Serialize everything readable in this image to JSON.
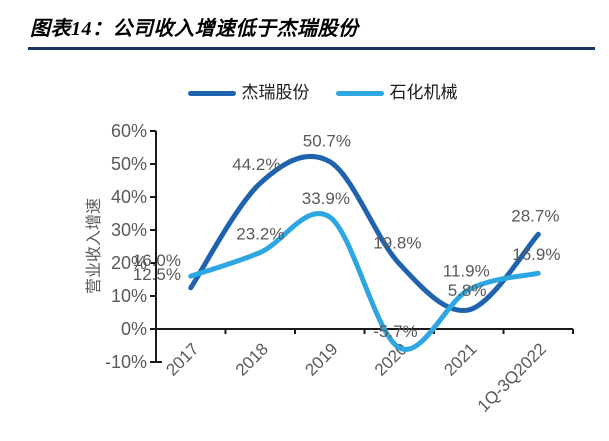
{
  "header": {
    "title": "图表14：公司收入增速低于杰瑞股份",
    "rule_color": "#17375E"
  },
  "chart_data": {
    "type": "line",
    "title": "图表14：公司收入增速低于杰瑞股份",
    "categories": [
      "2017",
      "2018",
      "2019",
      "2020",
      "2021",
      "1Q-3Q2022"
    ],
    "series": [
      {
        "name": "杰瑞股份",
        "color": "#1F63AE",
        "values": [
          12.5,
          44.2,
          50.7,
          19.8,
          5.8,
          28.7
        ],
        "labels": [
          "12.5%",
          "44.2%",
          "50.7%",
          "19.8%",
          "5.8%",
          "28.7%"
        ]
      },
      {
        "name": "石化机械",
        "color": "#2EA6E2",
        "values": [
          16.0,
          23.2,
          33.9,
          -5.7,
          11.9,
          16.9
        ],
        "labels": [
          "16.0%",
          "23.2%",
          "33.9%",
          "-5.7%",
          "11.9%",
          "16.9%"
        ]
      }
    ],
    "xlabel": "",
    "ylabel": "营业收入增速",
    "ylim": [
      -10,
      60
    ],
    "ytick_step": 10,
    "yticks": [
      "60%",
      "50%",
      "40%",
      "30%",
      "20%",
      "10%",
      "0%",
      "-10%"
    ],
    "grid": false,
    "legend_position": "top",
    "smooth": true,
    "data_labels": true,
    "axis_color": "#1A1A1A",
    "tick_label_color": "#595959",
    "data_label_color": "#595959"
  }
}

◆ ◆ ◆

**TASK INSTRUCTIONS**
Reproduce the full material exactly, excluding the pictures.

**WORKED ANSWER**
Serialize everything readable in this image to JSON.
{
  "header": {
    "title": "图表14：公司收入增速低于杰瑞股份",
    "rule_color": "#17375E"
  },
  "chart_data": {
    "type": "line",
    "title": "图表14：公司收入增速低于杰瑞股份",
    "categories": [
      "2017",
      "2018",
      "2019",
      "2020",
      "2021",
      "1Q-3Q2022"
    ],
    "series": [
      {
        "name": "杰瑞股份",
        "color": "#1F63AE",
        "values": [
          12.5,
          44.2,
          50.7,
          19.8,
          5.8,
          28.7
        ],
        "labels": [
          "12.5%",
          "44.2%",
          "50.7%",
          "19.8%",
          "5.8%",
          "28.7%"
        ]
      },
      {
        "name": "石化机械",
        "color": "#2EA6E2",
        "values": [
          16.0,
          23.2,
          33.9,
          -5.7,
          11.9,
          16.9
        ],
        "labels": [
          "16.0%",
          "23.2%",
          "33.9%",
          "-5.7%",
          "11.9%",
          "16.9%"
        ]
      }
    ],
    "xlabel": "",
    "ylabel": "营业收入增速",
    "ylim": [
      -10,
      60
    ],
    "ytick_step": 10,
    "yticks": [
      "60%",
      "50%",
      "40%",
      "30%",
      "20%",
      "10%",
      "0%",
      "-10%"
    ],
    "grid": false,
    "legend_position": "top",
    "smooth": true,
    "data_labels": true,
    "axis_color": "#1A1A1A",
    "tick_label_color": "#595959",
    "data_label_color": "#595959"
  }
}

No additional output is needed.